Neubau NMS Spielmanngasse, 2017
Wettbewerb Anerkennung
Wien

Zusammenhängender Schulfreiraum
und Vorplatz


Richtung Süden öffnet sich der
Baukörper und ermöglicht eine
Weiterführung des bestehenden
Schulgartens auf dem Bauplatz der
neuen Mittelschule. Somit wird eine
zusammenhängende Freifläche
geschaffen welche von beiden Schulen
genutzt werden kann.
Zur Spielmanngasse bildet der
Baukörper einen großzügigen Platz in Form eines zur Straße geöffneten Hofes. Dieser Platz fungiert als Schulvorplatz und etabliert eine räumliche Identität der Schule.


Höhenentwicklung und Einheit der Schulgebäude


Die Höhe des 3‐geschossigen Baukörpers orientiert sich an der Gebäudehöhe der bestehenden
Volksschule. Durch die gleichartige Höhenentwicklung werden die beiden Schulgebäude als
Einheit wahrgenommen. Das Schulareal präsentiert sich als kleinmaßstäbliche „Schulinsel“ in der
Stadt umgeben von der mehrgeschossigen Wohnbebauungen.
Verbindung zu GTVS
Mit der vorgeschlagenen Bebauung ist die erdgeschossige Erreichbarkeit der gemeinsam
genutzten Freiflächen im Süden sichergestellt. Bei einem baulichen Zusammenwachsen der NMS
mit GTVS sind die zusammenhängenden gemeinsamen Freiflächen zu erhalten.
Ein Zubau beim GTVS kann entlang der Spielmanngasse erfolgen mit einem Abstand zur NMS. Die
Anbindung zum NMS erfolgt im Erdgeschoss entlang der Spielmanngasse. Somit bleibt der
zusammenhängende Freiraum erhalten.
Alternativ kann die Verbindung auch in der Mitte des Grundstückes erfolgen und an den
bestehenden Turnsaaltrakt anschließen.

> _BEREITGESTELLTES MATERIAL_:

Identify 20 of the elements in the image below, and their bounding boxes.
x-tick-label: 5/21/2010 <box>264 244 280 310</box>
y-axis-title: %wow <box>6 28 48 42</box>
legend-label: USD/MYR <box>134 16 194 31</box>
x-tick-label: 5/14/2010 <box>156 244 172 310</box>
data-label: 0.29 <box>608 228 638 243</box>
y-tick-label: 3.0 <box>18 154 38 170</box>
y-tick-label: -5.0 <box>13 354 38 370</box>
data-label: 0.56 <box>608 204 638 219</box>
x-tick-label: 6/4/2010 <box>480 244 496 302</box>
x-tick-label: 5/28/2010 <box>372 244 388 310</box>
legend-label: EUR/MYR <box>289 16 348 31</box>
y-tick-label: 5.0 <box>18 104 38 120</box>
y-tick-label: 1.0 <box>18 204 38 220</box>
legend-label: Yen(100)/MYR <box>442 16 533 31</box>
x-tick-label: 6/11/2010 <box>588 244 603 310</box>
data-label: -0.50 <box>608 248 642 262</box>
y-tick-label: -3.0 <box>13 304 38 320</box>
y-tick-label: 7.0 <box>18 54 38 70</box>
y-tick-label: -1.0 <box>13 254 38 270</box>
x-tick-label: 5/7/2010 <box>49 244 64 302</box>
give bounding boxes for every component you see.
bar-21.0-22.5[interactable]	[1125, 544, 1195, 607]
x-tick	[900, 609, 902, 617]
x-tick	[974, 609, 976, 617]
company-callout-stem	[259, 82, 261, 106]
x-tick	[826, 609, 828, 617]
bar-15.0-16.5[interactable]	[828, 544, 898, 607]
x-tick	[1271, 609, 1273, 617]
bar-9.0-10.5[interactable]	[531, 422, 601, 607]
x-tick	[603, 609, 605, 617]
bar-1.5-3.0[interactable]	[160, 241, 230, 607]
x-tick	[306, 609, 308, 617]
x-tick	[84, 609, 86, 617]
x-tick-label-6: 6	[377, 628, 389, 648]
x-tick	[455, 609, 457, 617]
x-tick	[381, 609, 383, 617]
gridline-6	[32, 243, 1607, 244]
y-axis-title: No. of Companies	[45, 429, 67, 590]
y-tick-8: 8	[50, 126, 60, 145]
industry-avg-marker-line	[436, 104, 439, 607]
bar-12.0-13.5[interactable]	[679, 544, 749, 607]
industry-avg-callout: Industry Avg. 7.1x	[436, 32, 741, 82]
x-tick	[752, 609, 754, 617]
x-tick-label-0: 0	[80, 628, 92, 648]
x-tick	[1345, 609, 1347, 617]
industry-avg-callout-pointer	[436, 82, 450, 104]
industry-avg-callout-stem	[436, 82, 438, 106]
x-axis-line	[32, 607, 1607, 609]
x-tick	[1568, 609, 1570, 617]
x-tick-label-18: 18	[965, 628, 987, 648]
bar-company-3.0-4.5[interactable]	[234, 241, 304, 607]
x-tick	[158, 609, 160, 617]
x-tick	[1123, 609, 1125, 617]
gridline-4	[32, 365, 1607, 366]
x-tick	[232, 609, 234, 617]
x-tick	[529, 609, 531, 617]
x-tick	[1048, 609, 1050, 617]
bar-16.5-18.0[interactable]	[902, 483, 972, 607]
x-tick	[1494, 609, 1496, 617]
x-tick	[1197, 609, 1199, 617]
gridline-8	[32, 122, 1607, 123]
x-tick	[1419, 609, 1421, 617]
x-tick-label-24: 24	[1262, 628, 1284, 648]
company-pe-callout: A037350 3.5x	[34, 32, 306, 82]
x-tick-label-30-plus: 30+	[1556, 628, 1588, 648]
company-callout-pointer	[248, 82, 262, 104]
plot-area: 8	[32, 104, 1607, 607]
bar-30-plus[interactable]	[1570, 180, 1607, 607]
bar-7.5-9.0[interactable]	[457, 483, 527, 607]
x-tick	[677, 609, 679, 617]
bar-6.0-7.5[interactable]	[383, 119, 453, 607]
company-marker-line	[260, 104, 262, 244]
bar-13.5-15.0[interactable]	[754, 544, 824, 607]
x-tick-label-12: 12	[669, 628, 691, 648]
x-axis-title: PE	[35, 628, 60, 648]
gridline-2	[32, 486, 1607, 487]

> _ÜBUNGSAUFGABEN_:
A - Nennen Sie alle Zwischenüberschriften, die der Text zum Neubau der NMS Spielmanngasse enthält.
B - Woran orientiert sich laut dem Text zum Neubau der NMS Spielmanngasse die Höhe des Baukörpers?

> _LÖSUNGEN_:
A -
- Zusammenhängender Schulfreiraum und Vorplatz
- Höhenentwicklung und Einheit der Schulgebäude
- Verbindung zu GTVS

B - An der Gebäudehöhe der bestehenden Volksschule.